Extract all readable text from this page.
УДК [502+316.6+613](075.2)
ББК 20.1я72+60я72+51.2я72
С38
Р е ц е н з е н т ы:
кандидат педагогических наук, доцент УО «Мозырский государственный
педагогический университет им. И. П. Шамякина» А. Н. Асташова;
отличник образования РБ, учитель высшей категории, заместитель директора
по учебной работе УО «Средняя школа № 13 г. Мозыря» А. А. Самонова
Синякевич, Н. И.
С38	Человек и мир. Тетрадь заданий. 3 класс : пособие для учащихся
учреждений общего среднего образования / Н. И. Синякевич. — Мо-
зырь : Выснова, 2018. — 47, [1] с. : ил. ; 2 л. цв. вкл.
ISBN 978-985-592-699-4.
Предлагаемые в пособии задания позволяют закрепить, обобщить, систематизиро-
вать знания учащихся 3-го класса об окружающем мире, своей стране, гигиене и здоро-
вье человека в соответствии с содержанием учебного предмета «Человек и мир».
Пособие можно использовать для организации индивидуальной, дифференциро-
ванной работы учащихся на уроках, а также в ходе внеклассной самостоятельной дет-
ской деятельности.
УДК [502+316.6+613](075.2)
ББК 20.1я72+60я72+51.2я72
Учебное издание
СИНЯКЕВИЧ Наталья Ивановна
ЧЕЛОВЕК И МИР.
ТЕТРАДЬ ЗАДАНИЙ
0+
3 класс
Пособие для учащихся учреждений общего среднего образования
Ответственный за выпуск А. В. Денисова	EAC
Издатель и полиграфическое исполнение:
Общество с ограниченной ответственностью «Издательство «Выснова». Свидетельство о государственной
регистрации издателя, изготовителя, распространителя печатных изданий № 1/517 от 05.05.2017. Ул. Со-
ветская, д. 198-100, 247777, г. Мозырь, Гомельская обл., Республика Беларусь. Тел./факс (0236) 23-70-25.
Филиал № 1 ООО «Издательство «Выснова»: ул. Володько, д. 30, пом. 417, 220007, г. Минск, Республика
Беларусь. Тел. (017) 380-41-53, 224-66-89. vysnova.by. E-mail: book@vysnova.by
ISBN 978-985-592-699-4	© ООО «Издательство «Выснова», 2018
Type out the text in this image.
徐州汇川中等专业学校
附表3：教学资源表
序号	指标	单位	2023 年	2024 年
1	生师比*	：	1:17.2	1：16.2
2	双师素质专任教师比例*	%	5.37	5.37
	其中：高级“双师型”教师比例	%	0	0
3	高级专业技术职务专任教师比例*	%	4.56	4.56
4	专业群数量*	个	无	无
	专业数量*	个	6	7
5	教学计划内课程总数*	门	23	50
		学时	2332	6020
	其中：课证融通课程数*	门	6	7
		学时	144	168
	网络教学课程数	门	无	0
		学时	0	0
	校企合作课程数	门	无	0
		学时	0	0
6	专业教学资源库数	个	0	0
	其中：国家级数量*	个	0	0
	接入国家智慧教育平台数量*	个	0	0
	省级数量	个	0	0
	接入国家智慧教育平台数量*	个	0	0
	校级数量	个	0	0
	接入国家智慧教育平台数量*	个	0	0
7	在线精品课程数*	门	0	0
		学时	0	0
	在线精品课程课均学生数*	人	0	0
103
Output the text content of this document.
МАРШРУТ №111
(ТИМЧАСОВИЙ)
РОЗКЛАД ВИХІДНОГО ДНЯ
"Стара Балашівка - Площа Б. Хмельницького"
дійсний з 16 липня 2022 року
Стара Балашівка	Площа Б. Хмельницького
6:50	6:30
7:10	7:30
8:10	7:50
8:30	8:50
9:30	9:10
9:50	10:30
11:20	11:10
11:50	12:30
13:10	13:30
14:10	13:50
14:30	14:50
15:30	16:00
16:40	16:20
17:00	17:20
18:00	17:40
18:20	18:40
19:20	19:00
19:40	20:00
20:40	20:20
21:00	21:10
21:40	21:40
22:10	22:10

_ _ _ _ _ _ _

Repeat only the lines from the one holding "Type out the text in this image." through the last line of the data.

## Result of the exercise
Type out the text in this image.
徐州汇川中等专业学校
附表3：教学资源表
序号	指标	单位	2023 年	2024 年
1	生师比*	：	1:17.2	1：16.2
2	双师素质专任教师比例*	%	5.37	5.37
	其中：高级“双师型”教师比例	%	0	0
3	高级专业技术职务专任教师比例*	%	4.56	4.56
4	专业群数量*	个	无	无
	专业数量*	个	6	7
5	教学计划内课程总数*	门	23	50
		学时	2332	6020
	其中：课证融通课程数*	门	6	7
		学时	144	168
	网络教学课程数	门	无	0
		学时	0	0
	校企合作课程数	门	无	0
		学时	0	0
6	专业教学资源库数	个	0	0
	其中：国家级数量*	个	0	0
	接入国家智慧教育平台数量*	个	0	0
	省级数量	个	0	0
	接入国家智慧教育平台数量*	个	0	0
	校级数量	个	0	0
	接入国家智慧教育平台数量*	个	0	0
7	在线精品课程数*	门	0	0
		学时	0	0
	在线精品课程课均学生数*	人	0	0
103
Output the text content of this document.
МАРШРУТ №111
(ТИМЧАСОВИЙ)
РОЗКЛАД ВИХІДНОГО ДНЯ
"Стара Балашівка - Площа Б. Хмельницького"
дійсний з 16 липня 2022 року
Стара Балашівка	Площа Б. Хмельницького
6:50	6:30
7:10	7:30
8:10	7:50
8:30	8:50
9:30	9:10
9:50	10:30
11:20	11:10
11:50	12:30
13:10	13:30
14:10	13:50
14:30	14:50
15:30	16:00
16:40	16:20
17:00	17:20
18:00	17:40
18:20	18:40
19:20	19:00
19:40	20:00
20:40	20:20
21:00	21:10
21:40	21:40
22:10	22:10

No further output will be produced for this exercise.